%%

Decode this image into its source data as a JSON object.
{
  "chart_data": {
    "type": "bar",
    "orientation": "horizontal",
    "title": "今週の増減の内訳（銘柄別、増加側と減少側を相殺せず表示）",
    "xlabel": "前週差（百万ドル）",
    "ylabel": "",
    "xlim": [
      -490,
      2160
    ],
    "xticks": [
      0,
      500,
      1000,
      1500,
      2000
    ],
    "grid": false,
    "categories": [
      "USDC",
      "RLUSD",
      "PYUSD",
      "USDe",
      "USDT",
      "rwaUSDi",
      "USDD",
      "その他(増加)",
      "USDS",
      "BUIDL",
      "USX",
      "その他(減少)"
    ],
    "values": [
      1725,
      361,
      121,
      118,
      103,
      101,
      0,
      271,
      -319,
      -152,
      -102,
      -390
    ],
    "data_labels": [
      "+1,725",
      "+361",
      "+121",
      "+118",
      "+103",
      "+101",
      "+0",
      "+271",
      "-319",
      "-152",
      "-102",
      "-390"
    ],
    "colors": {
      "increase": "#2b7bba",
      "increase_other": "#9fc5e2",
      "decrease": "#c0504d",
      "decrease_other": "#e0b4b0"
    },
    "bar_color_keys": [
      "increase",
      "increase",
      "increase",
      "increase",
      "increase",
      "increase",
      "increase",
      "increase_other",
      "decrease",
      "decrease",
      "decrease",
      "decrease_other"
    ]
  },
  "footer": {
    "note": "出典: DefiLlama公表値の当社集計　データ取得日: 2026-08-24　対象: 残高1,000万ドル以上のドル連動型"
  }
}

%%
%%

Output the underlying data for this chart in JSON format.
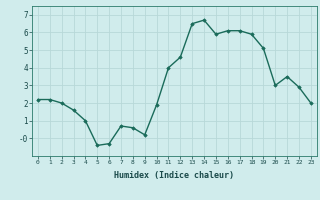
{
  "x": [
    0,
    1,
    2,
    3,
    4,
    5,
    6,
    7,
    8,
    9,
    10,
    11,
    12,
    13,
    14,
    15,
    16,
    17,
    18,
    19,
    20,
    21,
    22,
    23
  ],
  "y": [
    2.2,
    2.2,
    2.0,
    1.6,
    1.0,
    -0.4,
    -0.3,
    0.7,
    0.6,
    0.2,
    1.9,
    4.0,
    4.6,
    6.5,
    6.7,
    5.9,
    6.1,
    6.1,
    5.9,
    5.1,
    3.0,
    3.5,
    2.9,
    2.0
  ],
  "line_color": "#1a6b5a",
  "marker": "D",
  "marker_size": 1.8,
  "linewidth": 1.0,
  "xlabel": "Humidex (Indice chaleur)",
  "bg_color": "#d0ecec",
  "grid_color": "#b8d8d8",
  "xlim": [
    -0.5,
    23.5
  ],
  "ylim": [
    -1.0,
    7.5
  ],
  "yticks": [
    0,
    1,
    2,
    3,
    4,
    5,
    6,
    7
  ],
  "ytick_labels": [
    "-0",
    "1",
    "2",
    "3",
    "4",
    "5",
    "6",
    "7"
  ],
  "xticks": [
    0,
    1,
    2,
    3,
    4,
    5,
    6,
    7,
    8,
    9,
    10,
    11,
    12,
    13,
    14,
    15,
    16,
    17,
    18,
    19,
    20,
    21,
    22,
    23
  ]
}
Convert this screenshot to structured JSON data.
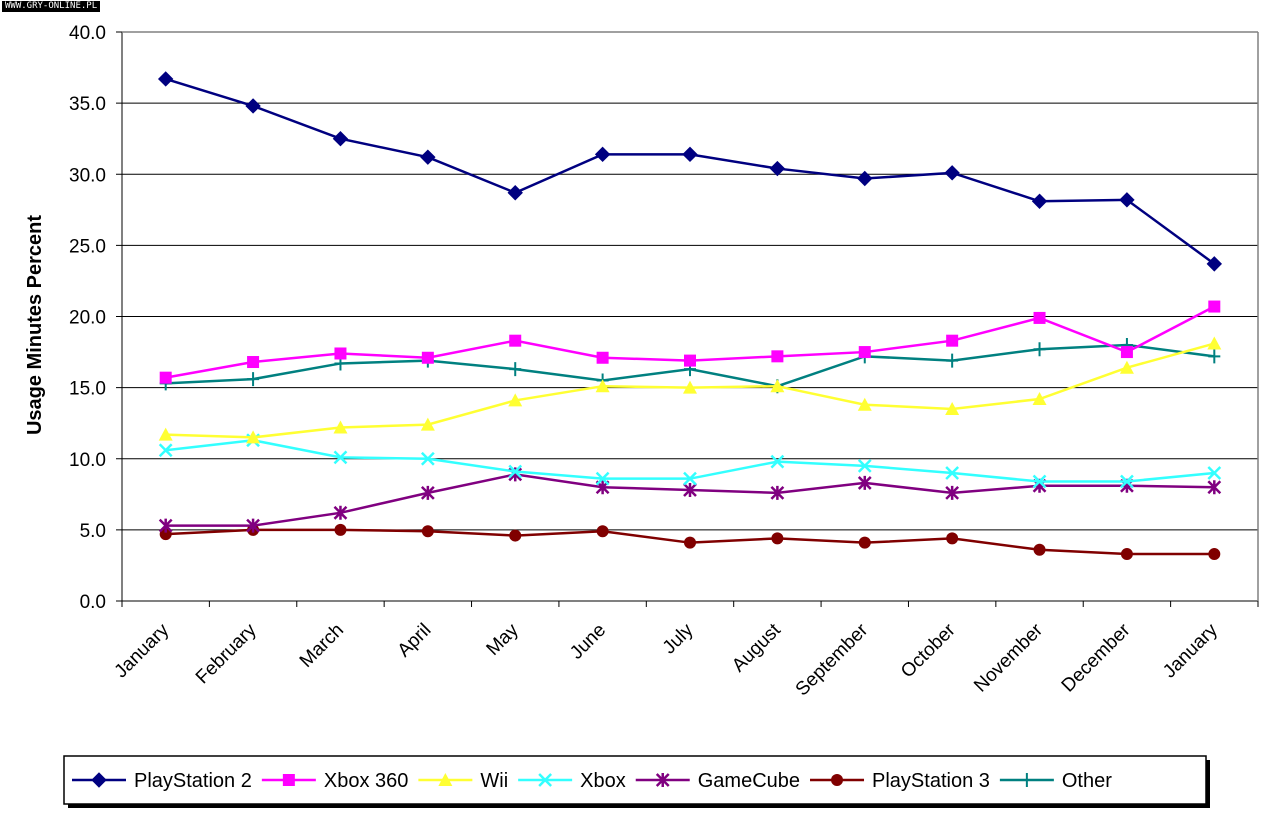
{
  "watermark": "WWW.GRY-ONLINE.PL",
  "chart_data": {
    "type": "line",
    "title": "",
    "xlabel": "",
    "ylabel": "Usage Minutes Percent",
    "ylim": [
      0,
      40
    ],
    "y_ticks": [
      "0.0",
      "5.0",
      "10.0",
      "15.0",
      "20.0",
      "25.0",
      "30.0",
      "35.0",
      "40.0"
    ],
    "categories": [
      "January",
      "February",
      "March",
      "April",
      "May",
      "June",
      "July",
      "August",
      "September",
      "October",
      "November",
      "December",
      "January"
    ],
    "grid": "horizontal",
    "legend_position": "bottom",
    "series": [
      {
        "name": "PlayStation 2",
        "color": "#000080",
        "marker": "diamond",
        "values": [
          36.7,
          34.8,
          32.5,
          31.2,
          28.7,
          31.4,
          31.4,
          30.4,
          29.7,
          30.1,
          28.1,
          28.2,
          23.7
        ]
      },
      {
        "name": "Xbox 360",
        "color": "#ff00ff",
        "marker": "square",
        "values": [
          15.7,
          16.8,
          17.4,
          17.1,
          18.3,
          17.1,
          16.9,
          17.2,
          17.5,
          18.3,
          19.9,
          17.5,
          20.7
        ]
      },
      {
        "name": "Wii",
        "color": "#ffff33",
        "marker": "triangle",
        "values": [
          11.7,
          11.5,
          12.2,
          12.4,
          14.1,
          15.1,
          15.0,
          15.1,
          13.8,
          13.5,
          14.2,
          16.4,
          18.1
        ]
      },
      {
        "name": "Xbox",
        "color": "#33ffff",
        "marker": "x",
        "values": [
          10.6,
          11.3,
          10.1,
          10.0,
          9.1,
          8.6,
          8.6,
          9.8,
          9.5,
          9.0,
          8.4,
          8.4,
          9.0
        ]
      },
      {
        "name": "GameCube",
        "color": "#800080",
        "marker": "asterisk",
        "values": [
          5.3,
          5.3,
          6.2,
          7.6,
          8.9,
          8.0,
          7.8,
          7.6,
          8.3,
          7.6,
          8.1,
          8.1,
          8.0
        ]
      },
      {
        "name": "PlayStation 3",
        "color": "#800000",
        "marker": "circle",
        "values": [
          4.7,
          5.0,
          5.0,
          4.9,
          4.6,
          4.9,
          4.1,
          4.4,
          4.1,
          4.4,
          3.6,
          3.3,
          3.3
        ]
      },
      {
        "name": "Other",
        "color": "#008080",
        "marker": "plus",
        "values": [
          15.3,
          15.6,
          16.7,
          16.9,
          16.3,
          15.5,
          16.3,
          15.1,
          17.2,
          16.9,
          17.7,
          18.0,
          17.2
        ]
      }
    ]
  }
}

%%
%%

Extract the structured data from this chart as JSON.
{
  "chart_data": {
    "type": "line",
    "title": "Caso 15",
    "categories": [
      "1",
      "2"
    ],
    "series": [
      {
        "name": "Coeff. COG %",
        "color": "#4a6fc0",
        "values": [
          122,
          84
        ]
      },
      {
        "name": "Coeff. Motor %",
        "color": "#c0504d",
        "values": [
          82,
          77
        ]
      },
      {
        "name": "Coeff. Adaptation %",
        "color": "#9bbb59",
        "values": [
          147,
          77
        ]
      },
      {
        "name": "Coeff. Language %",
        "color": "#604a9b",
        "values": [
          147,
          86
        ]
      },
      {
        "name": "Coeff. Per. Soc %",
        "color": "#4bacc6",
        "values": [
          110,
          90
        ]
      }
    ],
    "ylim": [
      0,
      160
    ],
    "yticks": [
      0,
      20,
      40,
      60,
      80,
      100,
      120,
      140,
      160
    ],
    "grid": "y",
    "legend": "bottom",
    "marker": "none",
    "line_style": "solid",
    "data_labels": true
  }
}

%%

Aim: From the entries above, pull out each line that includes "this".

Exercise result:
Decode this image into its source data as a JSON object.
Output the underlying data for this chart in JSON format.
Convert this screenshot to structured JSON data.
Extract the structured data from this chart as JSON.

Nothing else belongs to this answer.